__EXERCISE__: Restate, word for word, all of the material shown below.

▼▼▼

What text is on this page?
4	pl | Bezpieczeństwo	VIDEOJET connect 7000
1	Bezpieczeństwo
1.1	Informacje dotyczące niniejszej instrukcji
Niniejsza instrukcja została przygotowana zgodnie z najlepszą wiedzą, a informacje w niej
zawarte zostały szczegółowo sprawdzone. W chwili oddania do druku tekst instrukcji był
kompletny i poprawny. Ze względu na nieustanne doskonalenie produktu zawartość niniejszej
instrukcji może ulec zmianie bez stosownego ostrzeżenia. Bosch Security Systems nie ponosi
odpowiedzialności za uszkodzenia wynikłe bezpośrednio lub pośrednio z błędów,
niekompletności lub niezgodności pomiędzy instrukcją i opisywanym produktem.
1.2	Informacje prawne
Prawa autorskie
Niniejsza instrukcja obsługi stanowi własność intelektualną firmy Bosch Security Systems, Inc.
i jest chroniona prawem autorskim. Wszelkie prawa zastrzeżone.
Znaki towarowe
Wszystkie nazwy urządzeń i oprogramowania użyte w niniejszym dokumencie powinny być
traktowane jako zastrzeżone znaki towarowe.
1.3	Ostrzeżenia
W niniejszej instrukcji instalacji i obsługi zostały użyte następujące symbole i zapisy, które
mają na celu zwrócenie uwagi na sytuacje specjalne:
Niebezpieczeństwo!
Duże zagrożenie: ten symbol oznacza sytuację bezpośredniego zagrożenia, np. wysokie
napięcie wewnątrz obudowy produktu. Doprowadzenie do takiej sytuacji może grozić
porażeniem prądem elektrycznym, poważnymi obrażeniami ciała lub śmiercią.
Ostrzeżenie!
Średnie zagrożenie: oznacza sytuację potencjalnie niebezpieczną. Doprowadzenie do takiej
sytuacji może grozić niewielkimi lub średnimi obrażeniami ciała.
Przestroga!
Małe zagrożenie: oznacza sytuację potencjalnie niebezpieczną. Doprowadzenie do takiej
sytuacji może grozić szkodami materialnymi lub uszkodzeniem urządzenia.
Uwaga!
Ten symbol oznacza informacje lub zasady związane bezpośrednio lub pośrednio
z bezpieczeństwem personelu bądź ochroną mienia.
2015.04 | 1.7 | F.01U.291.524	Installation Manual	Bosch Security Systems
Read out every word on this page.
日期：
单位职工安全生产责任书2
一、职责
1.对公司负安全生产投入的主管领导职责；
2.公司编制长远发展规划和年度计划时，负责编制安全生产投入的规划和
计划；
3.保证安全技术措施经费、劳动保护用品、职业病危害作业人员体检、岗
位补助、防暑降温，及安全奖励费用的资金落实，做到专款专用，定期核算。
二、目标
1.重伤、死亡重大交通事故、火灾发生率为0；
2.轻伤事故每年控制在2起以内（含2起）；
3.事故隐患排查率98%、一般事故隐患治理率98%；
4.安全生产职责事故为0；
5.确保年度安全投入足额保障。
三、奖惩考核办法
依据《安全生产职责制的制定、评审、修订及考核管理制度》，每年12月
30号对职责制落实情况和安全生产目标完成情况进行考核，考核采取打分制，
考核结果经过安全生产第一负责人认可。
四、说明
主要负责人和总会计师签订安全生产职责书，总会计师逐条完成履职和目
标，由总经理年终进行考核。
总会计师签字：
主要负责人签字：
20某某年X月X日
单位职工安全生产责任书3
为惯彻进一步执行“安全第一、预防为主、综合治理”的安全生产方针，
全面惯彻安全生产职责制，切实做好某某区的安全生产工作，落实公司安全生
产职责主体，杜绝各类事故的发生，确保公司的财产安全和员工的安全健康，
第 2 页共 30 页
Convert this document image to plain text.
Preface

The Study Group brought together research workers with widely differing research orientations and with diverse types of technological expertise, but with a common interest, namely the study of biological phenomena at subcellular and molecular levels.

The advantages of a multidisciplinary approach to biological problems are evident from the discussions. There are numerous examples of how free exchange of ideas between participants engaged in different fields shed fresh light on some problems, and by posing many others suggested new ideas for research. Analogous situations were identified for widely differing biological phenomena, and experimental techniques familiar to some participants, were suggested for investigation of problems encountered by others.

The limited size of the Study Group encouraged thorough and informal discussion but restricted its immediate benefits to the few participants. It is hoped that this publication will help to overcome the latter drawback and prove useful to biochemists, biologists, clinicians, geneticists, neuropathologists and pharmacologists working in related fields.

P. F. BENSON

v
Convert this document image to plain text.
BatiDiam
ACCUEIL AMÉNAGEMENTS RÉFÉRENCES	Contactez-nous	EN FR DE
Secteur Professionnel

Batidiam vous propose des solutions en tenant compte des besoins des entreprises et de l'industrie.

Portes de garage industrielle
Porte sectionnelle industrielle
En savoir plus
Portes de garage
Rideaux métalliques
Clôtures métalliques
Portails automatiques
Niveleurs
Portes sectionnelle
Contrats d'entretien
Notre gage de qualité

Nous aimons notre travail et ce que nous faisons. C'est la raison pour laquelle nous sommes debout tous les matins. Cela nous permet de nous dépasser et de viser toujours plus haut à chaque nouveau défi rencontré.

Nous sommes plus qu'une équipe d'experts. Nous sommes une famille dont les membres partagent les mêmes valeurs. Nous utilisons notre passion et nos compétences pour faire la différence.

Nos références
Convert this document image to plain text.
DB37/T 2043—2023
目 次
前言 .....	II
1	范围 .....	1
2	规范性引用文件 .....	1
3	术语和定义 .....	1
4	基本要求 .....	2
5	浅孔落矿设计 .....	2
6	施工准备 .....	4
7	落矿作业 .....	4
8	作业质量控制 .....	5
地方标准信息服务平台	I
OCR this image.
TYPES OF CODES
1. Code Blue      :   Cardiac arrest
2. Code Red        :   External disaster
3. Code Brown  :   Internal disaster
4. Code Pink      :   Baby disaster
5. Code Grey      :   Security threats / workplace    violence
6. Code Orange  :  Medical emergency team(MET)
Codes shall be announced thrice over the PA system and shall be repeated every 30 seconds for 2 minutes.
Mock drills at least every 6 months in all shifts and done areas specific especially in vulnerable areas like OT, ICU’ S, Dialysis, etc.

▲▲▲

__THE REPLY__:
What text is on this page?
4	pl | Bezpieczeństwo	VIDEOJET connect 7000
1	Bezpieczeństwo
1.1	Informacje dotyczące niniejszej instrukcji
Niniejsza instrukcja została przygotowana zgodnie z najlepszą wiedzą, a informacje w niej
zawarte zostały szczegółowo sprawdzone. W chwili oddania do druku tekst instrukcji był
kompletny i poprawny. Ze względu na nieustanne doskonalenie produktu zawartość niniejszej
instrukcji może ulec zmianie bez stosownego ostrzeżenia. Bosch Security Systems nie ponosi
odpowiedzialności za uszkodzenia wynikłe bezpośrednio lub pośrednio z błędów,
niekompletności lub niezgodności pomiędzy instrukcją i opisywanym produktem.
1.2	Informacje prawne
Prawa autorskie
Niniejsza instrukcja obsługi stanowi własność intelektualną firmy Bosch Security Systems, Inc.
i jest chroniona prawem autorskim. Wszelkie prawa zastrzeżone.
Znaki towarowe
Wszystkie nazwy urządzeń i oprogramowania użyte w niniejszym dokumencie powinny być
traktowane jako zastrzeżone znaki towarowe.
1.3	Ostrzeżenia
W niniejszej instrukcji instalacji i obsługi zostały użyte następujące symbole i zapisy, które
mają na celu zwrócenie uwagi na sytuacje specjalne:
Niebezpieczeństwo!
Duże zagrożenie: ten symbol oznacza sytuację bezpośredniego zagrożenia, np. wysokie
napięcie wewnątrz obudowy produktu. Doprowadzenie do takiej sytuacji może grozić
porażeniem prądem elektrycznym, poważnymi obrażeniami ciała lub śmiercią.
Ostrzeżenie!
Średnie zagrożenie: oznacza sytuację potencjalnie niebezpieczną. Doprowadzenie do takiej
sytuacji może grozić niewielkimi lub średnimi obrażeniami ciała.
Przestroga!
Małe zagrożenie: oznacza sytuację potencjalnie niebezpieczną. Doprowadzenie do takiej
sytuacji może grozić szkodami materialnymi lub uszkodzeniem urządzenia.
Uwaga!
Ten symbol oznacza informacje lub zasady związane bezpośrednio lub pośrednio
z bezpieczeństwem personelu bądź ochroną mienia.
2015.04 | 1.7 | F.01U.291.524	Installation Manual	Bosch Security Systems
Read out every word on this page.
日期：
单位职工安全生产责任书2
一、职责
1.对公司负安全生产投入的主管领导职责；
2.公司编制长远发展规划和年度计划时，负责编制安全生产投入的规划和
计划；
3.保证安全技术措施经费、劳动保护用品、职业病危害作业人员体检、岗
位补助、防暑降温，及安全奖励费用的资金落实，做到专款专用，定期核算。
二、目标
1.重伤、死亡重大交通事故、火灾发生率为0；
2.轻伤事故每年控制在2起以内（含2起）；
3.事故隐患排查率98%、一般事故隐患治理率98%；
4.安全生产职责事故为0；
5.确保年度安全投入足额保障。
三、奖惩考核办法
依据《安全生产职责制的制定、评审、修订及考核管理制度》，每年12月
30号对职责制落实情况和安全生产目标完成情况进行考核，考核采取打分制，
考核结果经过安全生产第一负责人认可。
四、说明
主要负责人和总会计师签订安全生产职责书，总会计师逐条完成履职和目
标，由总经理年终进行考核。
总会计师签字：
主要负责人签字：
20某某年X月X日
单位职工安全生产责任书3
为惯彻进一步执行“安全第一、预防为主、综合治理”的安全生产方针，
全面惯彻安全生产职责制，切实做好某某区的安全生产工作，落实公司安全生
产职责主体，杜绝各类事故的发生，确保公司的财产安全和员工的安全健康，
第 2 页共 30 页
Convert this document image to plain text.
Preface

The Study Group brought together research workers with widely differing research orientations and with diverse types of technological expertise, but with a common interest, namely the study of biological phenomena at subcellular and molecular levels.

The advantages of a multidisciplinary approach to biological problems are evident from the discussions. There are numerous examples of how free exchange of ideas between participants engaged in different fields shed fresh light on some problems, and by posing many others suggested new ideas for research. Analogous situations were identified for widely differing biological phenomena, and experimental techniques familiar to some participants, were suggested for investigation of problems encountered by others.

The limited size of the Study Group encouraged thorough and informal discussion but restricted its immediate benefits to the few participants. It is hoped that this publication will help to overcome the latter drawback and prove useful to biochemists, biologists, clinicians, geneticists, neuropathologists and pharmacologists working in related fields.

P. F. BENSON

v
Convert this document image to plain text.
BatiDiam
ACCUEIL AMÉNAGEMENTS RÉFÉRENCES	Contactez-nous	EN FR DE
Secteur Professionnel

Batidiam vous propose des solutions en tenant compte des besoins des entreprises et de l'industrie.

Portes de garage industrielle
Porte sectionnelle industrielle
En savoir plus
Portes de garage
Rideaux métalliques
Clôtures métalliques
Portails automatiques
Niveleurs
Portes sectionnelle
Contrats d'entretien
Notre gage de qualité

Nous aimons notre travail et ce que nous faisons. C'est la raison pour laquelle nous sommes debout tous les matins. Cela nous permet de nous dépasser et de viser toujours plus haut à chaque nouveau défi rencontré.

Nous sommes plus qu'une équipe d'experts. Nous sommes une famille dont les membres partagent les mêmes valeurs. Nous utilisons notre passion et nos compétences pour faire la différence.

Nos références
Convert this document image to plain text.
DB37/T 2043—2023
目 次
前言 .....	II
1	范围 .....	1
2	规范性引用文件 .....	1
3	术语和定义 .....	1
4	基本要求 .....	2
5	浅孔落矿设计 .....	2
6	施工准备 .....	4
7	落矿作业 .....	4
8	作业质量控制 .....	5
地方标准信息服务平台	I
OCR this image.
TYPES OF CODES
1. Code Blue      :   Cardiac arrest
2. Code Red        :   External disaster
3. Code Brown  :   Internal disaster
4. Code Pink      :   Baby disaster
5. Code Grey      :   Security threats / workplace    violence
6. Code Orange  :  Medical emergency team(MET)
Codes shall be announced thrice over the PA system and shall be repeated every 30 seconds for 2 minutes.
Mock drills at least every 6 months in all shifts and done areas specific especially in vulnerable areas like OT, ICU’ S, Dialysis, etc.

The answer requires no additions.